*Given task*:
Could you write out every entry exactly as it stands?

Records from a data collection:
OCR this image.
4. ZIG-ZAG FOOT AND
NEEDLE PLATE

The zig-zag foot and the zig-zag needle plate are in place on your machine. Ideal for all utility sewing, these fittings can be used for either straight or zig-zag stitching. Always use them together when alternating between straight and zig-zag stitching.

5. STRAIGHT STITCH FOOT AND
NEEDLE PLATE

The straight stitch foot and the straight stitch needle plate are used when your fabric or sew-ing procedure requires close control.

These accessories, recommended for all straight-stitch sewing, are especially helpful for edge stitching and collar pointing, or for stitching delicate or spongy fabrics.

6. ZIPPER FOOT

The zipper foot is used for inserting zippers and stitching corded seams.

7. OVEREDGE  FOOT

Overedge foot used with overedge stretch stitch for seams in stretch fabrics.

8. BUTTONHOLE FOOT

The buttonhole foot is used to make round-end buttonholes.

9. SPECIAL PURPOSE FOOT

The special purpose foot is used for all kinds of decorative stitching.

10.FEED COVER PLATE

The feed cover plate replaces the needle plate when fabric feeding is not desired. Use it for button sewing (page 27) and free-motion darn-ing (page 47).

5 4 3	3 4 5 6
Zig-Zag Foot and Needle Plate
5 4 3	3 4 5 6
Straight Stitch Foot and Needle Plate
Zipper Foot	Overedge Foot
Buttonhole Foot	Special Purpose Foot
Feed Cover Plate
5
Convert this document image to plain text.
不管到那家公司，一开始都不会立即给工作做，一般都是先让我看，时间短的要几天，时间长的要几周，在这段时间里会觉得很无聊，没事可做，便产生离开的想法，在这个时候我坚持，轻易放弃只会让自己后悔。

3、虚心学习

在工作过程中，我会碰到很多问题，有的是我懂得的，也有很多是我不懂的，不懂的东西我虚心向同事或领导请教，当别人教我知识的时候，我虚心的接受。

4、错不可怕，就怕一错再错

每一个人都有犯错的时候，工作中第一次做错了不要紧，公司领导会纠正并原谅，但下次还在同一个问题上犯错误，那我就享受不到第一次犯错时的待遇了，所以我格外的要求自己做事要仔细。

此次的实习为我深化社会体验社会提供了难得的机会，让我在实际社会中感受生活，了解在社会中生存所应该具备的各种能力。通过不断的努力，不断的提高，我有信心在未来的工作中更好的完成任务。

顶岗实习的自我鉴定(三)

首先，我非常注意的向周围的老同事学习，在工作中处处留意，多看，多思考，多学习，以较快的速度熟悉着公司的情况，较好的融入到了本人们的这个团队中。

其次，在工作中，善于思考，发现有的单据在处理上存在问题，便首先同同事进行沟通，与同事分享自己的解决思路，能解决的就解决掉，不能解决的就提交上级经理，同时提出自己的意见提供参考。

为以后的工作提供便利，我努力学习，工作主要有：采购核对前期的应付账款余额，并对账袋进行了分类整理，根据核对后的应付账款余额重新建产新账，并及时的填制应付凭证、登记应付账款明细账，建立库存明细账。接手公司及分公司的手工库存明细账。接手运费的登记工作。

*Output of the task*:
OCR this image.
4. ZIG-ZAG FOOT AND
NEEDLE PLATE

The zig-zag foot and the zig-zag needle plate are in place on your machine. Ideal for all utility sewing, these fittings can be used for either straight or zig-zag stitching. Always use them together when alternating between straight and zig-zag stitching.

5. STRAIGHT STITCH FOOT AND
NEEDLE PLATE

The straight stitch foot and the straight stitch needle plate are used when your fabric or sew-ing procedure requires close control.

These accessories, recommended for all straight-stitch sewing, are especially helpful for edge stitching and collar pointing, or for stitching delicate or spongy fabrics.

6. ZIPPER FOOT

The zipper foot is used for inserting zippers and stitching corded seams.

7. OVEREDGE  FOOT

Overedge foot used with overedge stretch stitch for seams in stretch fabrics.

8. BUTTONHOLE FOOT

The buttonhole foot is used to make round-end buttonholes.

9. SPECIAL PURPOSE FOOT

The special purpose foot is used for all kinds of decorative stitching.

10.FEED COVER PLATE

The feed cover plate replaces the needle plate when fabric feeding is not desired. Use it for button sewing (page 27) and free-motion darn-ing (page 47).

5 4 3	3 4 5 6
Zig-Zag Foot and Needle Plate
5 4 3	3 4 5 6
Straight Stitch Foot and Needle Plate
Zipper Foot	Overedge Foot
Buttonhole Foot	Special Purpose Foot
Feed Cover Plate
5
Convert this document image to plain text.
不管到那家公司，一开始都不会立即给工作做，一般都是先让我看，时间短的要几天，时间长的要几周，在这段时间里会觉得很无聊，没事可做，便产生离开的想法，在这个时候我坚持，轻易放弃只会让自己后悔。

3、虚心学习

在工作过程中，我会碰到很多问题，有的是我懂得的，也有很多是我不懂的，不懂的东西我虚心向同事或领导请教，当别人教我知识的时候，我虚心的接受。

4、错不可怕，就怕一错再错

每一个人都有犯错的时候，工作中第一次做错了不要紧，公司领导会纠正并原谅，但下次还在同一个问题上犯错误，那我就享受不到第一次犯错时的待遇了，所以我格外的要求自己做事要仔细。

此次的实习为我深化社会体验社会提供了难得的机会，让我在实际社会中感受生活，了解在社会中生存所应该具备的各种能力。通过不断的努力，不断的提高，我有信心在未来的工作中更好的完成任务。

顶岗实习的自我鉴定(三)

首先，我非常注意的向周围的老同事学习，在工作中处处留意，多看，多思考，多学习，以较快的速度熟悉着公司的情况，较好的融入到了本人们的这个团队中。

其次，在工作中，善于思考，发现有的单据在处理上存在问题，便首先同同事进行沟通，与同事分享自己的解决思路，能解决的就解决掉，不能解决的就提交上级经理，同时提出自己的意见提供参考。

为以后的工作提供便利，我努力学习，工作主要有：采购核对前期的应付账款余额，并对账袋进行了分类整理，根据核对后的应付账款余额重新建产新账，并及时的填制应付凭证、登记应付账款明细账，建立库存明细账。接手公司及分公司的手工库存明细账。接手运费的登记工作。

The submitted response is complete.